[Instruction]:
Give the lines from the one containing "Patent image size: (816, 528)." up to and including the one containing "The arm D is at (193, 441)." as a numbered list, omitting any blank lines.

[Stored data]:
↓
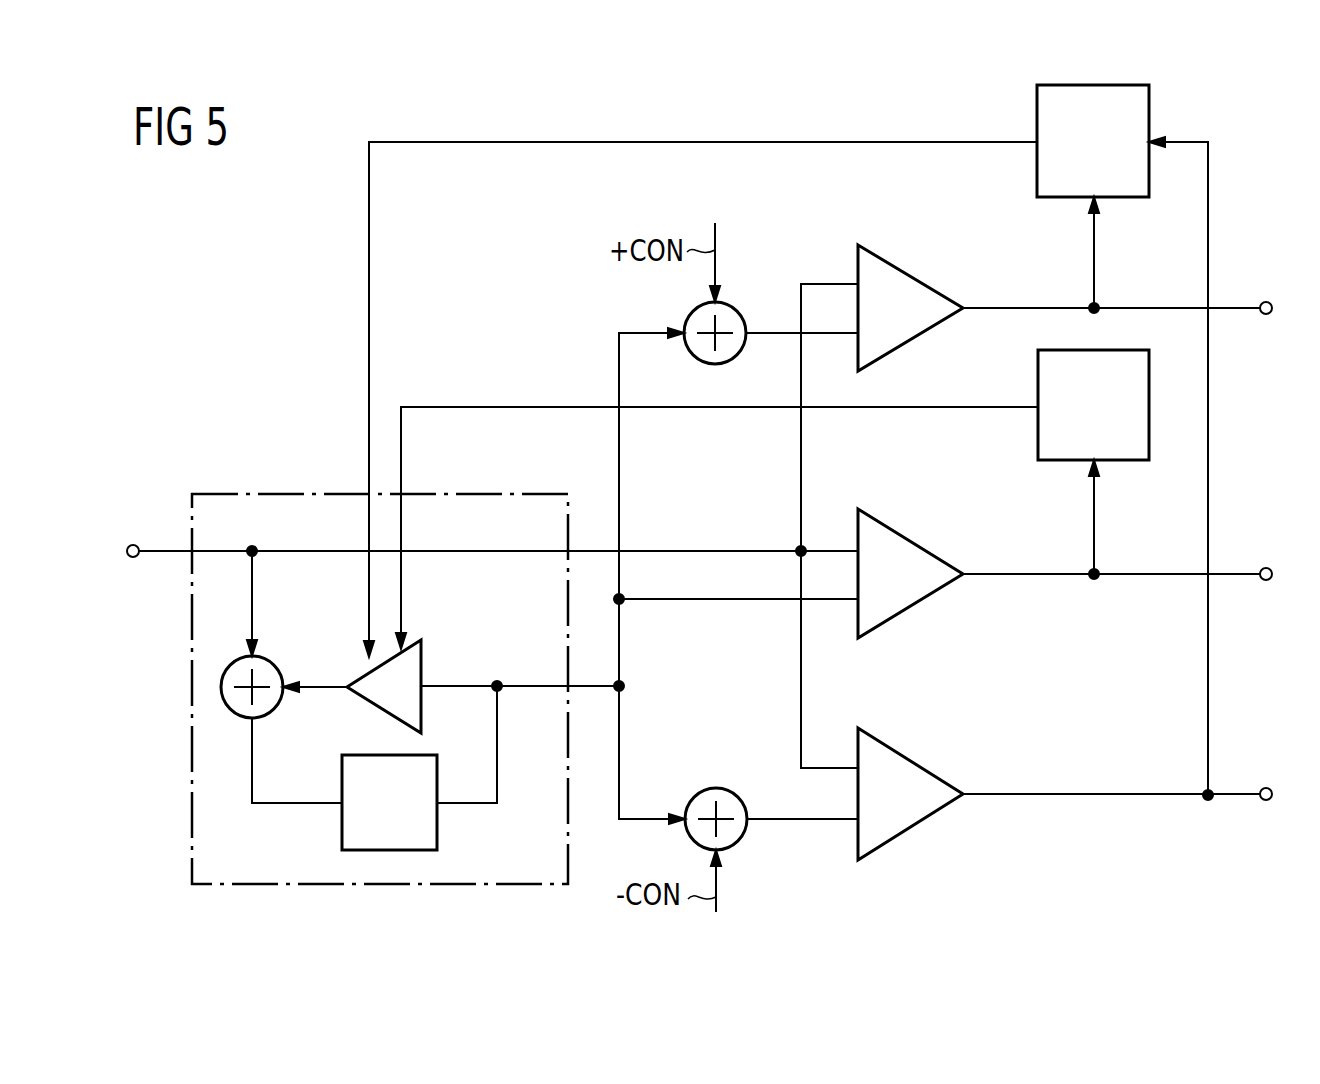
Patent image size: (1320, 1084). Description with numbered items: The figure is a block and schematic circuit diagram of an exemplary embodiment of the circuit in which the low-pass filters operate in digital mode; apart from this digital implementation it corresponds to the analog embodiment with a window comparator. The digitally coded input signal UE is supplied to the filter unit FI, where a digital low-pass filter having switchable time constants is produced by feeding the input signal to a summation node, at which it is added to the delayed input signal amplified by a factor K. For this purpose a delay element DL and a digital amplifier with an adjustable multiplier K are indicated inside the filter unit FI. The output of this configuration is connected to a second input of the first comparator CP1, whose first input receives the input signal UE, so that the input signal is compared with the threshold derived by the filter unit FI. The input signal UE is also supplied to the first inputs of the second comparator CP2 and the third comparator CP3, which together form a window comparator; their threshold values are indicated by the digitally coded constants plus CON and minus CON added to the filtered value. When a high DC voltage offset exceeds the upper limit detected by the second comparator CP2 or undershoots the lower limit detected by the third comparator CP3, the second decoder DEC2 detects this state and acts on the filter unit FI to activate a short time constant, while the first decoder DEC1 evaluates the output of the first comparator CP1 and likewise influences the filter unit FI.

The filter unit FI is at (380, 649).
The delay element DL is at (389, 802).
The adjustable multiplier K is at (384, 686).
The first comparator CP1 is at (890, 524).
The second comparator CP2 is at (890, 258).
The third comparator CP3 is at (890, 744).
The first decoder DEC1 is at (1093, 464).
The second decoder DEC2 is at (1093, 199).
The input signal UE is at (755, 549).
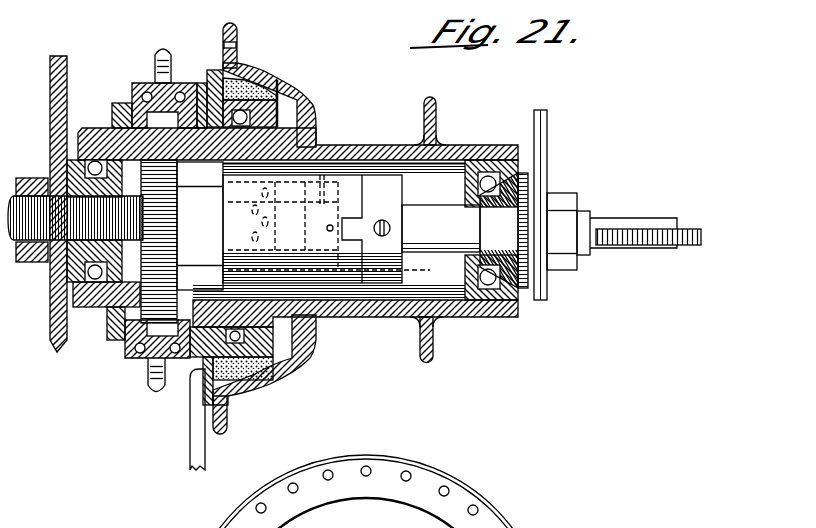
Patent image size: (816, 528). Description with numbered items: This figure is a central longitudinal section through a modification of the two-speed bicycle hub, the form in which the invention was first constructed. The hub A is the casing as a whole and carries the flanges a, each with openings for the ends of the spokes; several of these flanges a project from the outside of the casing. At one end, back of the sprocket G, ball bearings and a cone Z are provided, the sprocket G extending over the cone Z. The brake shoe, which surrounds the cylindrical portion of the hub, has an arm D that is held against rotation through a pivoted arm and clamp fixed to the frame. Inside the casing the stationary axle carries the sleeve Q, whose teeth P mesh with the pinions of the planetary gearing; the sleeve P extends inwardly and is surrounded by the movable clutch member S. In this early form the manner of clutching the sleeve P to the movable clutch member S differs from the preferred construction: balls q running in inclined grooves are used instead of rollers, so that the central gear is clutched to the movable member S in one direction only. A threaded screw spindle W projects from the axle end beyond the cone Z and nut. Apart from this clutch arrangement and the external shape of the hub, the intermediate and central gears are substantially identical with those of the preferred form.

The flanges a is at (234, 437).
The sprocket G is at (147, 85).
The cone Z is at (195, 84).
The hub A is at (308, 93).
The screw spindle W is at (683, 231).
The sleeve P is at (200, 226).
The balls q is at (329, 222).
The movable clutch member S is at (289, 276).
The sleeve Q is at (162, 253).
The arm D is at (193, 441).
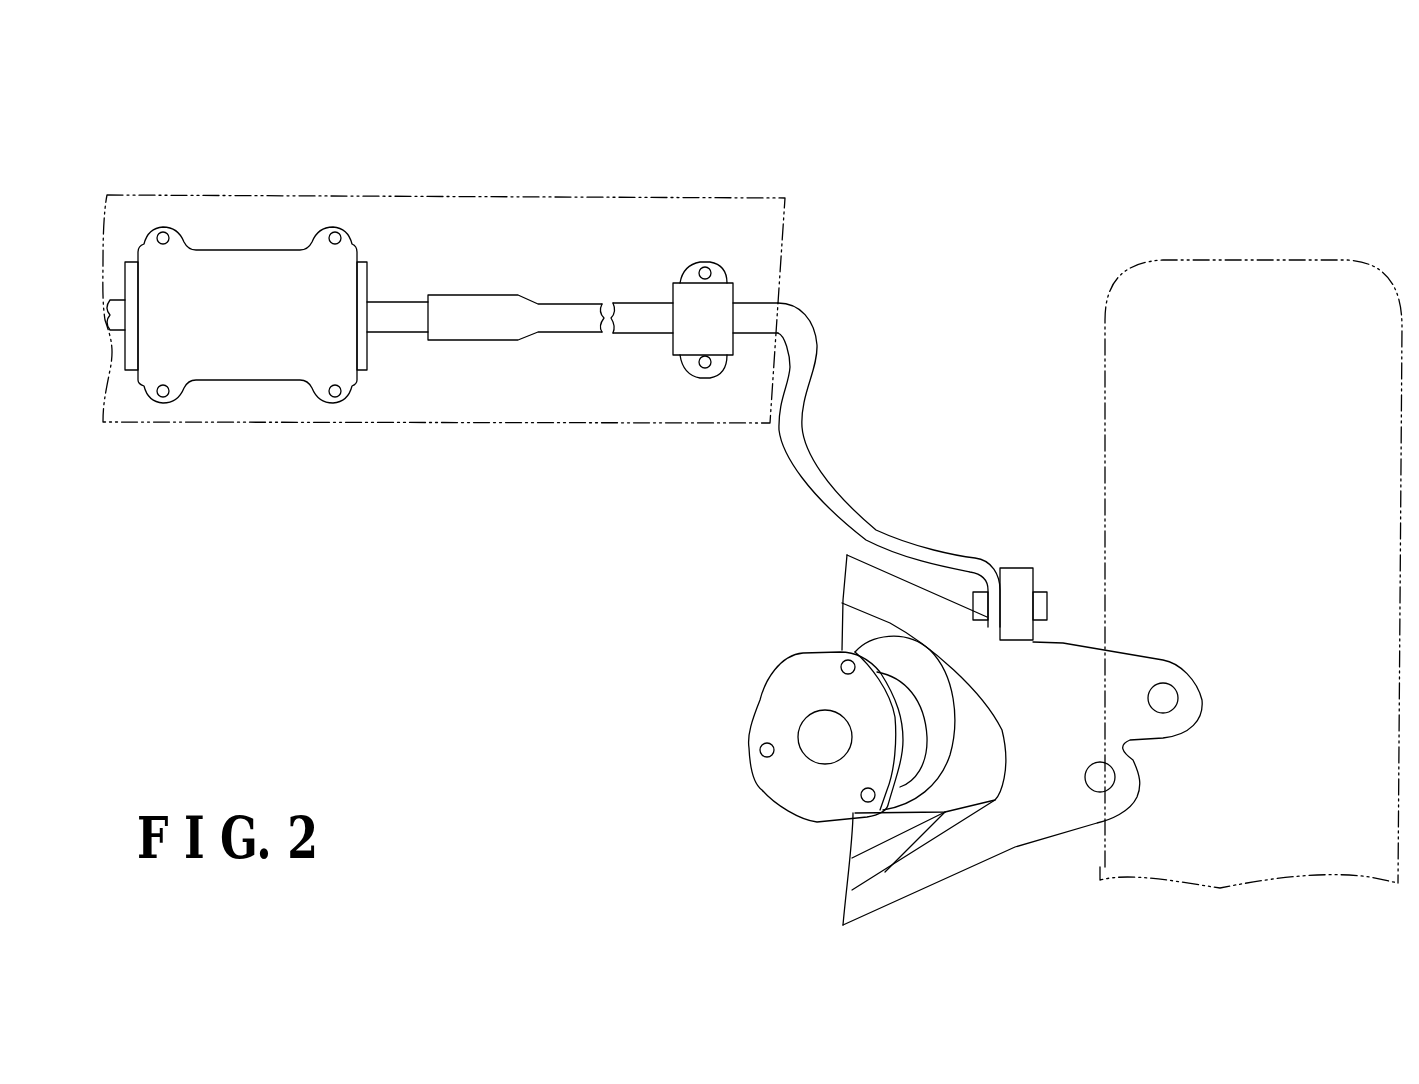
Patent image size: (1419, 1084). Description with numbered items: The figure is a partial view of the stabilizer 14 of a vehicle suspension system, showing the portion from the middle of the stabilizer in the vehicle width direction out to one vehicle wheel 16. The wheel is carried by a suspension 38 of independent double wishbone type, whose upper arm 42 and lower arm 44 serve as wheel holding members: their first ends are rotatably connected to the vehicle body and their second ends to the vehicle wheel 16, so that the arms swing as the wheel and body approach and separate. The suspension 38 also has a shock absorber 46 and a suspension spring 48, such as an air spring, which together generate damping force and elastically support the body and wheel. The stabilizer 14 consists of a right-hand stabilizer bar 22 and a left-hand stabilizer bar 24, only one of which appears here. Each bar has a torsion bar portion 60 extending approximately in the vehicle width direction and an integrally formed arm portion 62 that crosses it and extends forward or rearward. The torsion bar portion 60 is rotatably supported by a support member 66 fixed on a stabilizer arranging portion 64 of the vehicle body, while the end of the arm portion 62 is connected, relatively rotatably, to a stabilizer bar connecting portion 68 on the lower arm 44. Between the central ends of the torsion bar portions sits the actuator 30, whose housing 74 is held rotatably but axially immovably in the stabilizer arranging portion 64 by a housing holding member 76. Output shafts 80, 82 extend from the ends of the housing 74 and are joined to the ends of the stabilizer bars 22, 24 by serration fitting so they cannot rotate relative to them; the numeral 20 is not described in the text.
↑
[Output for this task]:
1. Patent image size: (816, 528). Description with numbered items: This figure is a central longitudinal section through a modification of the two-speed bicycle hub, the form in which the invention was first constructed. The hub A is the casing as a whole and carries the flanges a, each with openings for the ends of the spokes; several of these flanges a project from the outside of the casing. At one end, back of the sprocket G, ball bearings and a cone Z are provided, the sprocket G extending over the cone Z. The brake shoe, which surrounds the cylindrical portion of the hub, has an arm D that is held against rotation through a pivoted arm and clamp fixed to the frame. Inside the casing the stationary axle carries the sleeve Q, whose teeth P mesh with the pinions of the planetary gearing; the sleeve P extends inwardly and is surrounded by the movable clutch member S. In this early form the manner of clutching the sleeve P to the movable clutch member S differs from the preferred construction: balls q running in inclined grooves are used instead of rollers, so that the central gear is clutched to the movable member S in one direction only. A threaded screw spindle W projects from the axle end beyond the cone Z and nut. Apart from this clutch arrangement and the external shape of the hub, the intermediate and central gears are substantially identical with those of the preferred form.
2. The flanges a is at (234, 437).
3. The sprocket G is at (147, 85).
4. The cone Z is at (195, 84).
5. The hub A is at (308, 93).
6. The screw spindle W is at (683, 231).
7. The sleeve P is at (200, 226).
8. The balls q is at (329, 222).
9. The movable clutch member S is at (289, 276).
10. The sleeve Q is at (162, 253).
11. The arm D is at (193, 441).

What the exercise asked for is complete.